• [Instructions for the task]:
With the pictures omitted, write out the entries that follow exactly as they stand.

• [Dataset entries on figures]:

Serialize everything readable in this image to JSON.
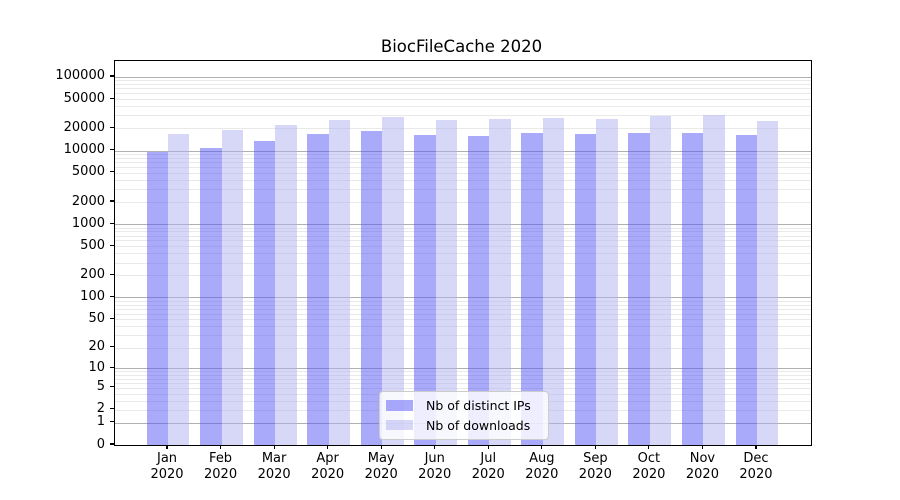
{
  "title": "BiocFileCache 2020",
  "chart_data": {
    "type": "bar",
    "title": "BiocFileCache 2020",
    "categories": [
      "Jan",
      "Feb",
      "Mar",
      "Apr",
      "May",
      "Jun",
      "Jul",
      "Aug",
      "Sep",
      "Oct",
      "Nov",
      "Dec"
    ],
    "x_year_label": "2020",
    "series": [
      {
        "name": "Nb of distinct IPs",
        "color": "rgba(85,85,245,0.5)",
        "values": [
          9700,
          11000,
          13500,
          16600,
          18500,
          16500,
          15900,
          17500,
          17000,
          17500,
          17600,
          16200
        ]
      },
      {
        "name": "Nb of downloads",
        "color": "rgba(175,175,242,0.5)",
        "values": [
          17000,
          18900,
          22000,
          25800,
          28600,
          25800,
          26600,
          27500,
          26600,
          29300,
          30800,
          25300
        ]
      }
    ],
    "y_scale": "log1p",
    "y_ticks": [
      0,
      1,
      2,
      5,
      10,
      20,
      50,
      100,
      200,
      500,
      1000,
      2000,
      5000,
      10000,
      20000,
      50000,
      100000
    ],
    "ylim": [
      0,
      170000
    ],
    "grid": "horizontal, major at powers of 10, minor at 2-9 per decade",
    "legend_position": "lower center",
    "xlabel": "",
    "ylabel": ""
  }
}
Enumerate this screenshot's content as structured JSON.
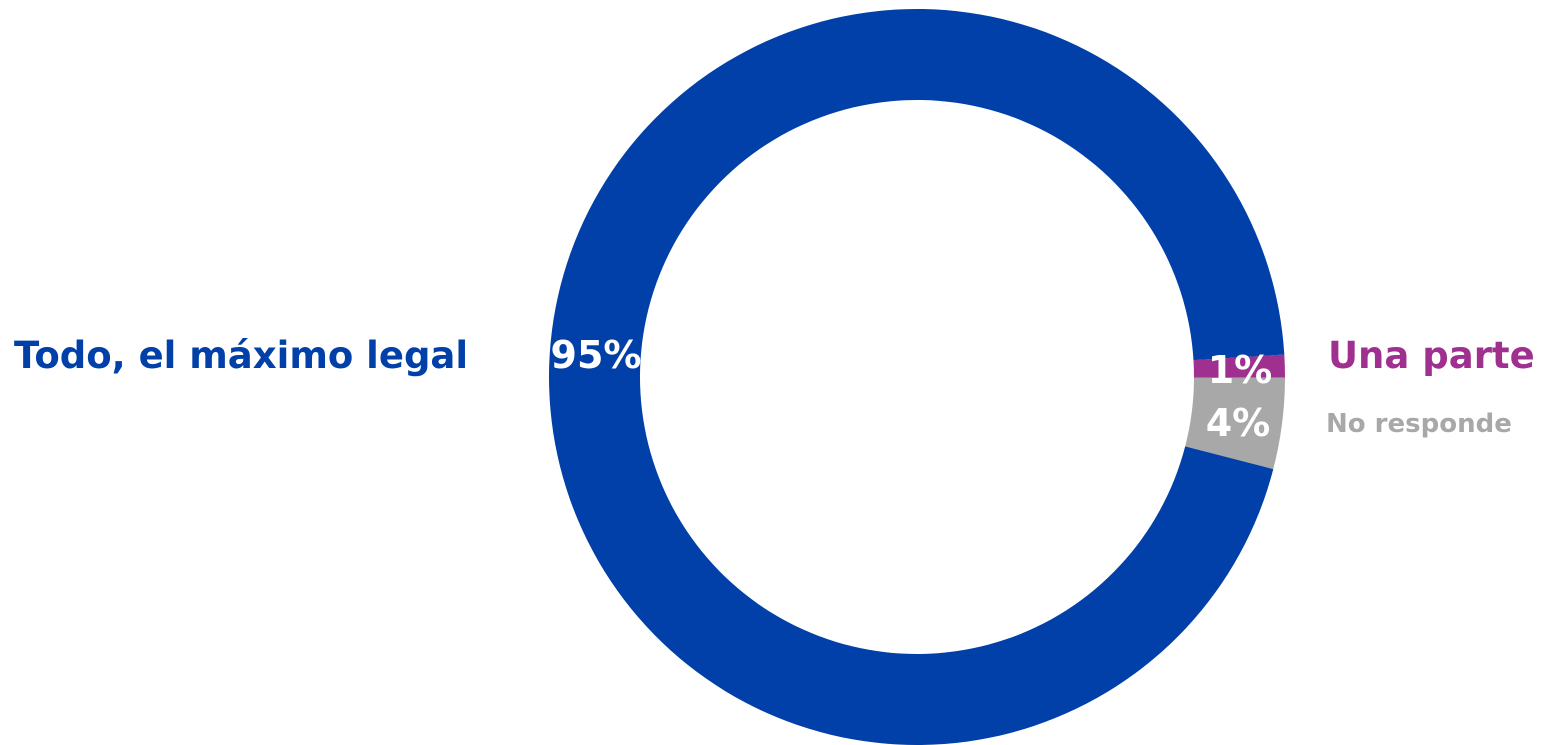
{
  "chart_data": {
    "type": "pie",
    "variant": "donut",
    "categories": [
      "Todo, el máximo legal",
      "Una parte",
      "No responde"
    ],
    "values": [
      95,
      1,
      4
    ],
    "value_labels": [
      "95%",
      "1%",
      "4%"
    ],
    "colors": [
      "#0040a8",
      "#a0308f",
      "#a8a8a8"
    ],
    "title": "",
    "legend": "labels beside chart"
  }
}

• [The reply]:
Serialize everything readable in this image to JSON.
{
  "title": "BiocFileCache 2020",
  "chart_data": {
    "type": "bar",
    "title": "BiocFileCache 2020",
    "categories": [
      "Jan",
      "Feb",
      "Mar",
      "Apr",
      "May",
      "Jun",
      "Jul",
      "Aug",
      "Sep",
      "Oct",
      "Nov",
      "Dec"
    ],
    "x_year_label": "2020",
    "series": [
      {
        "name": "Nb of distinct IPs",
        "color": "rgba(85,85,245,0.5)",
        "values": [
          9700,
          11000,
          13500,
          16600,
          18500,
          16500,
          15900,
          17500,
          17000,
          17500,
          17600,
          16200
        ]
      },
      {
        "name": "Nb of downloads",
        "color": "rgba(175,175,242,0.5)",
        "values": [
          17000,
          18900,
          22000,
          25800,
          28600,
          25800,
          26600,
          27500,
          26600,
          29300,
          30800,
          25300
        ]
      }
    ],
    "y_scale": "log1p",
    "y_ticks": [
      0,
      1,
      2,
      5,
      10,
      20,
      50,
      100,
      200,
      500,
      1000,
      2000,
      5000,
      10000,
      20000,
      50000,
      100000
    ],
    "ylim": [
      0,
      170000
    ],
    "grid": "horizontal, major at powers of 10, minor at 2-9 per decade",
    "legend_position": "lower center",
    "xlabel": "",
    "ylabel": ""
  }
}
Enumerate this screenshot's content as structured JSON.
{
  "chart_data": {
    "type": "pie",
    "variant": "donut",
    "categories": [
      "Todo, el máximo legal",
      "Una parte",
      "No responde"
    ],
    "values": [
      95,
      1,
      4
    ],
    "value_labels": [
      "95%",
      "1%",
      "4%"
    ],
    "colors": [
      "#0040a8",
      "#a0308f",
      "#a8a8a8"
    ],
    "title": "",
    "legend": "labels beside chart"
  }
}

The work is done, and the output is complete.